- What you are asked to do -
Transcribe every line of the listing below without any deviation.

- Extracted entries -
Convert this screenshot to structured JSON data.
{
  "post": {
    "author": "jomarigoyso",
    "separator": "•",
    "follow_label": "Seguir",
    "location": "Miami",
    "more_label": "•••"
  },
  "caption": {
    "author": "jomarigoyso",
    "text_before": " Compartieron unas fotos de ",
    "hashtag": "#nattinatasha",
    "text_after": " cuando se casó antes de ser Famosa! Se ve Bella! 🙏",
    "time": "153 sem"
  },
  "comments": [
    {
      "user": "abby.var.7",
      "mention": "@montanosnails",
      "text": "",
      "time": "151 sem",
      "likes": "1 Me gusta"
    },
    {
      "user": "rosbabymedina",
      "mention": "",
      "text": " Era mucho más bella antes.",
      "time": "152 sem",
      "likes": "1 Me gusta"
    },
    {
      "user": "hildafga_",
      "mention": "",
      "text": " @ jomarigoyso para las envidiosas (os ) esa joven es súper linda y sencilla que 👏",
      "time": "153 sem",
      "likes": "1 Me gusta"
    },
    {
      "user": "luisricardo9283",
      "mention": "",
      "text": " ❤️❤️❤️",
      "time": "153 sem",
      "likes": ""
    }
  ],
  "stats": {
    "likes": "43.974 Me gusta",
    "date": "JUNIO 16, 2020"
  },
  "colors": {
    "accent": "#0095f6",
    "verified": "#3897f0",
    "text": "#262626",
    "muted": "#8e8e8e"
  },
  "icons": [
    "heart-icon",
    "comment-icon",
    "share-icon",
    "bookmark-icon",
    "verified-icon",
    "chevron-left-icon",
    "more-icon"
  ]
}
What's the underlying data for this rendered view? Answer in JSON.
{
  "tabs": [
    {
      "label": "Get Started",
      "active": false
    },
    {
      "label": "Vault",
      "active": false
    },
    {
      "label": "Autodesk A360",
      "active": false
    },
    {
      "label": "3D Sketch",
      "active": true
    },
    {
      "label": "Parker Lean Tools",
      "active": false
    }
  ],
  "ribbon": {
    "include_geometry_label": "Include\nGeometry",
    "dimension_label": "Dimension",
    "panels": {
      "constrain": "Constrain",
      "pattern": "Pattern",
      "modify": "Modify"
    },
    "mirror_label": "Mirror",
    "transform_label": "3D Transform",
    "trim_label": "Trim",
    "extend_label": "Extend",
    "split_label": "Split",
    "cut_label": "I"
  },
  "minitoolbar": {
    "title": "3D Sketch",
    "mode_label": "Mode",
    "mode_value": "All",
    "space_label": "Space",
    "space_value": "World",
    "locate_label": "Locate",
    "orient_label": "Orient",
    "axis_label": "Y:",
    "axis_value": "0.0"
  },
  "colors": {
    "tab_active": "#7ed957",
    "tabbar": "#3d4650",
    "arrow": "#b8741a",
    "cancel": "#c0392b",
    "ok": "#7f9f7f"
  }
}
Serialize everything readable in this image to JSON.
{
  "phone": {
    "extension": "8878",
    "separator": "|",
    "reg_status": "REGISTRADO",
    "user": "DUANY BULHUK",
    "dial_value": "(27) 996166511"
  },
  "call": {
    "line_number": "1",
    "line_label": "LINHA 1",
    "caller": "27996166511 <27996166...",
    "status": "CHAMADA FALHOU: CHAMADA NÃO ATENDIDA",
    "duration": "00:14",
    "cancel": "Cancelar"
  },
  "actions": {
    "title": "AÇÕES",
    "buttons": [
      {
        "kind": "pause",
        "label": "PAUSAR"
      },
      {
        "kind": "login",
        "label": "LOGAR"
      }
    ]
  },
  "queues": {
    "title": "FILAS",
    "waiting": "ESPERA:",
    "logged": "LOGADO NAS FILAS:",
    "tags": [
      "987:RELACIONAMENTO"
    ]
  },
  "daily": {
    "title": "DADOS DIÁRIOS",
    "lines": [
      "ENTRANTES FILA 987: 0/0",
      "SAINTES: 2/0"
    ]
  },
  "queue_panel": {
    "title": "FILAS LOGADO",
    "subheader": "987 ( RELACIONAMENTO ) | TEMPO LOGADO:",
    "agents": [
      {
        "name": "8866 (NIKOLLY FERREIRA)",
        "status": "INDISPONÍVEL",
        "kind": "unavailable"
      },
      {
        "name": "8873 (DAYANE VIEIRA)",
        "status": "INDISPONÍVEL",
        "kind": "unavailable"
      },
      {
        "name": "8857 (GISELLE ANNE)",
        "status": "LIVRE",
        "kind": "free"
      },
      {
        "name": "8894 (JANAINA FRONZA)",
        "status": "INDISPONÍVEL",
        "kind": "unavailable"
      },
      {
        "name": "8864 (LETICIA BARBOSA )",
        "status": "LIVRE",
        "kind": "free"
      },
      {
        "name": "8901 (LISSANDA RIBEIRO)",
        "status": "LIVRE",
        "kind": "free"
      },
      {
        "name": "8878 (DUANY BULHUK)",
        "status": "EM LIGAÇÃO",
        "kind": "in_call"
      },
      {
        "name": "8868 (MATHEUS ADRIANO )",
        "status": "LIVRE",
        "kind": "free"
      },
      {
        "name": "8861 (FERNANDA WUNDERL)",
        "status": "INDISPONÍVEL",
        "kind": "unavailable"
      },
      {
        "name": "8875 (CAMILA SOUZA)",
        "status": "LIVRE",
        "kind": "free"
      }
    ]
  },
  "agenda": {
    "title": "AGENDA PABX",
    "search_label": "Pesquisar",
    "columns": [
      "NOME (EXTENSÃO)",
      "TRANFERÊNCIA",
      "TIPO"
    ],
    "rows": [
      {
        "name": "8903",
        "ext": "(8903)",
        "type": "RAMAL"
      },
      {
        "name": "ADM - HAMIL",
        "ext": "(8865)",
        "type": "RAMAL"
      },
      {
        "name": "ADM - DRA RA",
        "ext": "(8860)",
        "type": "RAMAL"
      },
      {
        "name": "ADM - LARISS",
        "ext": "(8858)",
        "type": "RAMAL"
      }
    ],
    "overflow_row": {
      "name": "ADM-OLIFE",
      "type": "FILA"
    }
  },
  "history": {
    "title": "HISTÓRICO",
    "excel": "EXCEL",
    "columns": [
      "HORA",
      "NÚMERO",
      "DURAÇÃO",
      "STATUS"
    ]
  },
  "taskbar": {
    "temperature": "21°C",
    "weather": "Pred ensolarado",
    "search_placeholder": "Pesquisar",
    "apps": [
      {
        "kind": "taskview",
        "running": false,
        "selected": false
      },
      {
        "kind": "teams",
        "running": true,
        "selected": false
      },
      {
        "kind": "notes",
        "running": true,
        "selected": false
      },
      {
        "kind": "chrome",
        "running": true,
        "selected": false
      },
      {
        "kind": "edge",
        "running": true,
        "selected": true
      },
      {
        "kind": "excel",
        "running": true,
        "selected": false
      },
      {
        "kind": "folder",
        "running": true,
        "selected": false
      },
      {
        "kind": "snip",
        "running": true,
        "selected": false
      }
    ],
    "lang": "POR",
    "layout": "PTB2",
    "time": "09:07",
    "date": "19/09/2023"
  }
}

- Final answer -
Convert this screenshot to structured JSON data.
{
  "post": {
    "author": "jomarigoyso",
    "separator": "•",
    "follow_label": "Seguir",
    "location": "Miami",
    "more_label": "•••"
  },
  "caption": {
    "author": "jomarigoyso",
    "text_before": " Compartieron unas fotos de ",
    "hashtag": "#nattinatasha",
    "text_after": " cuando se casó antes de ser Famosa! Se ve Bella! 🙏",
    "time": "153 sem"
  },
  "comments": [
    {
      "user": "abby.var.7",
      "mention": "@montanosnails",
      "text": "",
      "time": "151 sem",
      "likes": "1 Me gusta"
    },
    {
      "user": "rosbabymedina",
      "mention": "",
      "text": " Era mucho más bella antes.",
      "time": "152 sem",
      "likes": "1 Me gusta"
    },
    {
      "user": "hildafga_",
      "mention": "",
      "text": " @ jomarigoyso para las envidiosas (os ) esa joven es súper linda y sencilla que 👏",
      "time": "153 sem",
      "likes": "1 Me gusta"
    },
    {
      "user": "luisricardo9283",
      "mention": "",
      "text": " ❤️❤️❤️",
      "time": "153 sem",
      "likes": ""
    }
  ],
  "stats": {
    "likes": "43.974 Me gusta",
    "date": "JUNIO 16, 2020"
  },
  "colors": {
    "accent": "#0095f6",
    "verified": "#3897f0",
    "text": "#262626",
    "muted": "#8e8e8e"
  },
  "icons": [
    "heart-icon",
    "comment-icon",
    "share-icon",
    "bookmark-icon",
    "verified-icon",
    "chevron-left-icon",
    "more-icon"
  ]
}
What's the underlying data for this rendered view? Answer in JSON.
{
  "tabs": [
    {
      "label": "Get Started",
      "active": false
    },
    {
      "label": "Vault",
      "active": false
    },
    {
      "label": "Autodesk A360",
      "active": false
    },
    {
      "label": "3D Sketch",
      "active": true
    },
    {
      "label": "Parker Lean Tools",
      "active": false
    }
  ],
  "ribbon": {
    "include_geometry_label": "Include\nGeometry",
    "dimension_label": "Dimension",
    "panels": {
      "constrain": "Constrain",
      "pattern": "Pattern",
      "modify": "Modify"
    },
    "mirror_label": "Mirror",
    "transform_label": "3D Transform",
    "trim_label": "Trim",
    "extend_label": "Extend",
    "split_label": "Split",
    "cut_label": "I"
  },
  "minitoolbar": {
    "title": "3D Sketch",
    "mode_label": "Mode",
    "mode_value": "All",
    "space_label": "Space",
    "space_value": "World",
    "locate_label": "Locate",
    "orient_label": "Orient",
    "axis_label": "Y:",
    "axis_value": "0.0"
  },
  "colors": {
    "tab_active": "#7ed957",
    "tabbar": "#3d4650",
    "arrow": "#b8741a",
    "cancel": "#c0392b",
    "ok": "#7f9f7f"
  }
}
Serialize everything readable in this image to JSON.
{
  "phone": {
    "extension": "8878",
    "separator": "|",
    "reg_status": "REGISTRADO",
    "user": "DUANY BULHUK",
    "dial_value": "(27) 996166511"
  },
  "call": {
    "line_number": "1",
    "line_label": "LINHA 1",
    "caller": "27996166511 <27996166...",
    "status": "CHAMADA FALHOU: CHAMADA NÃO ATENDIDA",
    "duration": "00:14",
    "cancel": "Cancelar"
  },
  "actions": {
    "title": "AÇÕES",
    "buttons": [
      {
        "kind": "pause",
        "label": "PAUSAR"
      },
      {
        "kind": "login",
        "label": "LOGAR"
      }
    ]
  },
  "queues": {
    "title": "FILAS",
    "waiting": "ESPERA:",
    "logged": "LOGADO NAS FILAS:",
    "tags": [
      "987:RELACIONAMENTO"
    ]
  },
  "daily": {
    "title": "DADOS DIÁRIOS",
    "lines": [
      "ENTRANTES FILA 987: 0/0",
      "SAINTES: 2/0"
    ]
  },
  "queue_panel": {
    "title": "FILAS LOGADO",
    "subheader": "987 ( RELACIONAMENTO ) | TEMPO LOGADO:",
    "agents": [
      {
        "name": "8866 (NIKOLLY FERREIRA)",
        "status": "INDISPONÍVEL",
        "kind": "unavailable"
      },
      {
        "name": "8873 (DAYANE VIEIRA)",
        "status": "INDISPONÍVEL",
        "kind": "unavailable"
      },
      {
        "name": "8857 (GISELLE ANNE)",
        "status": "LIVRE",
        "kind": "free"
      },
      {
        "name": "8894 (JANAINA FRONZA)",
        "status": "INDISPONÍVEL",
        "kind": "unavailable"
      },
      {
        "name": "8864 (LETICIA BARBOSA )",
        "status": "LIVRE",
        "kind": "free"
      },
      {
        "name": "8901 (LISSANDA RIBEIRO)",
        "status": "LIVRE",
        "kind": "free"
      },
      {
        "name": "8878 (DUANY BULHUK)",
        "status": "EM LIGAÇÃO",
        "kind": "in_call"
      },
      {
        "name": "8868 (MATHEUS ADRIANO )",
        "status": "LIVRE",
        "kind": "free"
      },
      {
        "name": "8861 (FERNANDA WUNDERL)",
        "status": "INDISPONÍVEL",
        "kind": "unavailable"
      },
      {
        "name": "8875 (CAMILA SOUZA)",
        "status": "LIVRE",
        "kind": "free"
      }
    ]
  },
  "agenda": {
    "title": "AGENDA PABX",
    "search_label": "Pesquisar",
    "columns": [
      "NOME (EXTENSÃO)",
      "TRANFERÊNCIA",
      "TIPO"
    ],
    "rows": [
      {
        "name": "8903",
        "ext": "(8903)",
        "type": "RAMAL"
      },
      {
        "name": "ADM - HAMIL",
        "ext": "(8865)",
        "type": "RAMAL"
      },
      {
        "name": "ADM - DRA RA",
        "ext": "(8860)",
        "type": "RAMAL"
      },
      {
        "name": "ADM - LARISS",
        "ext": "(8858)",
        "type": "RAMAL"
      }
    ],
    "overflow_row": {
      "name": "ADM-OLIFE",
      "type": "FILA"
    }
  },
  "history": {
    "title": "HISTÓRICO",
    "excel": "EXCEL",
    "columns": [
      "HORA",
      "NÚMERO",
      "DURAÇÃO",
      "STATUS"
    ]
  },
  "taskbar": {
    "temperature": "21°C",
    "weather": "Pred ensolarado",
    "search_placeholder": "Pesquisar",
    "apps": [
      {
        "kind": "taskview",
        "running": false,
        "selected": false
      },
      {
        "kind": "teams",
        "running": true,
        "selected": false
      },
      {
        "kind": "notes",
        "running": true,
        "selected": false
      },
      {
        "kind": "chrome",
        "running": true,
        "selected": false
      },
      {
        "kind": "edge",
        "running": true,
        "selected": true
      },
      {
        "kind": "excel",
        "running": true,
        "selected": false
      },
      {
        "kind": "folder",
        "running": true,
        "selected": false
      },
      {
        "kind": "snip",
        "running": true,
        "selected": false
      }
    ],
    "lang": "POR",
    "layout": "PTB2",
    "time": "09:07",
    "date": "19/09/2023"
  }
}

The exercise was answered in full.